[Extracted records]
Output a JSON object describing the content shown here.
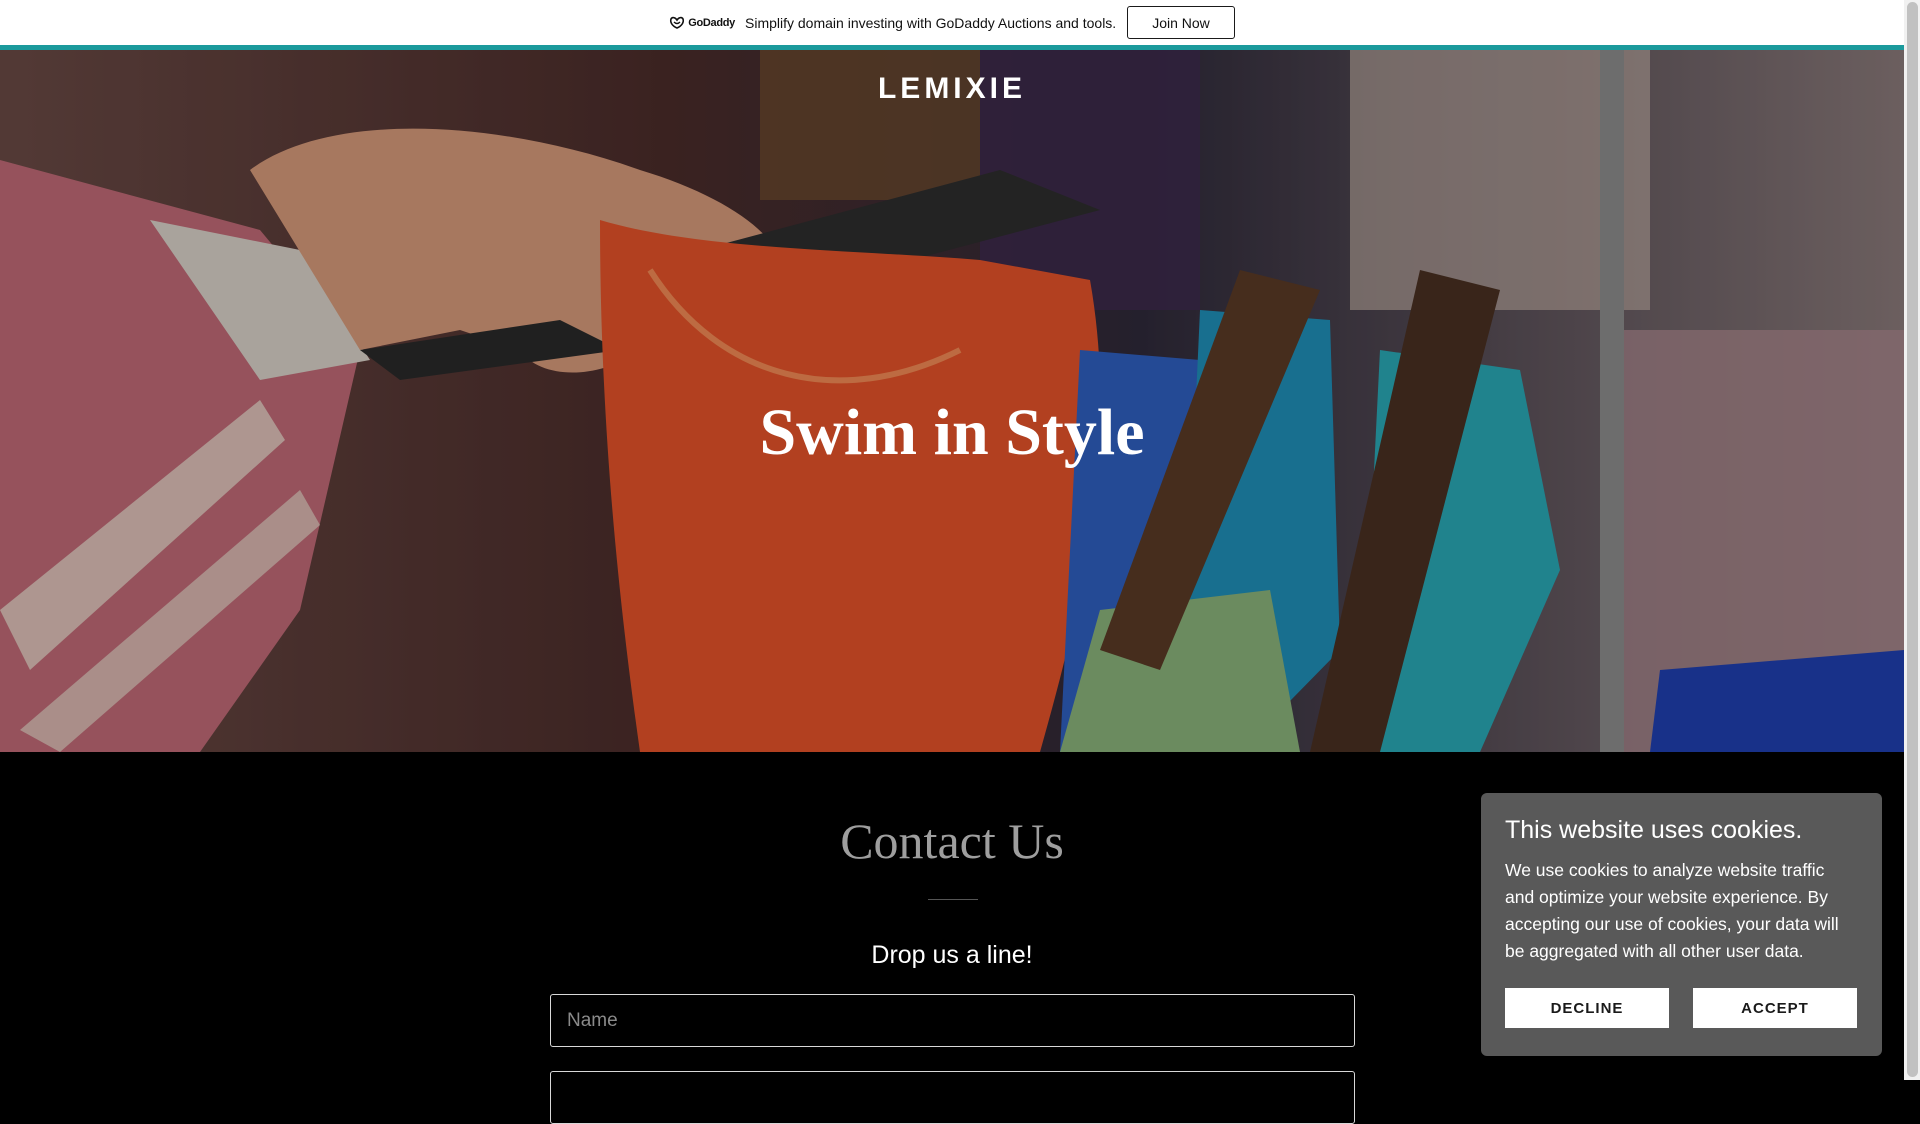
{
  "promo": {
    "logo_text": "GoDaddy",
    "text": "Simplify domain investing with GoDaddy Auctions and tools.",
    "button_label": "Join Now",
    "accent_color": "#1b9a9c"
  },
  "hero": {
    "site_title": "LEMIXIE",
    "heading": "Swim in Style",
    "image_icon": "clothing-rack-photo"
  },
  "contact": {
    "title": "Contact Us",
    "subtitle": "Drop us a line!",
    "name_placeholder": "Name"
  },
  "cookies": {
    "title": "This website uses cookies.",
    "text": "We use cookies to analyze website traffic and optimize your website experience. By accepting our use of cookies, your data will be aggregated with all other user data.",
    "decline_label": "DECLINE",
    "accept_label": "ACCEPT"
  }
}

What you are asked to do
Using the data above, print every line exactly, omitting pictures.

Complete answer
Output a JSON object describing the content shown here.
{
  "promo": {
    "logo_text": "GoDaddy",
    "text": "Simplify domain investing with GoDaddy Auctions and tools.",
    "button_label": "Join Now",
    "accent_color": "#1b9a9c"
  },
  "hero": {
    "site_title": "LEMIXIE",
    "heading": "Swim in Style",
    "image_icon": "clothing-rack-photo"
  },
  "contact": {
    "title": "Contact Us",
    "subtitle": "Drop us a line!",
    "name_placeholder": "Name"
  },
  "cookies": {
    "title": "This website uses cookies.",
    "text": "We use cookies to analyze website traffic and optimize your website experience. By accepting our use of cookies, your data will be aggregated with all other user data.",
    "decline_label": "DECLINE",
    "accept_label": "ACCEPT"
  }
}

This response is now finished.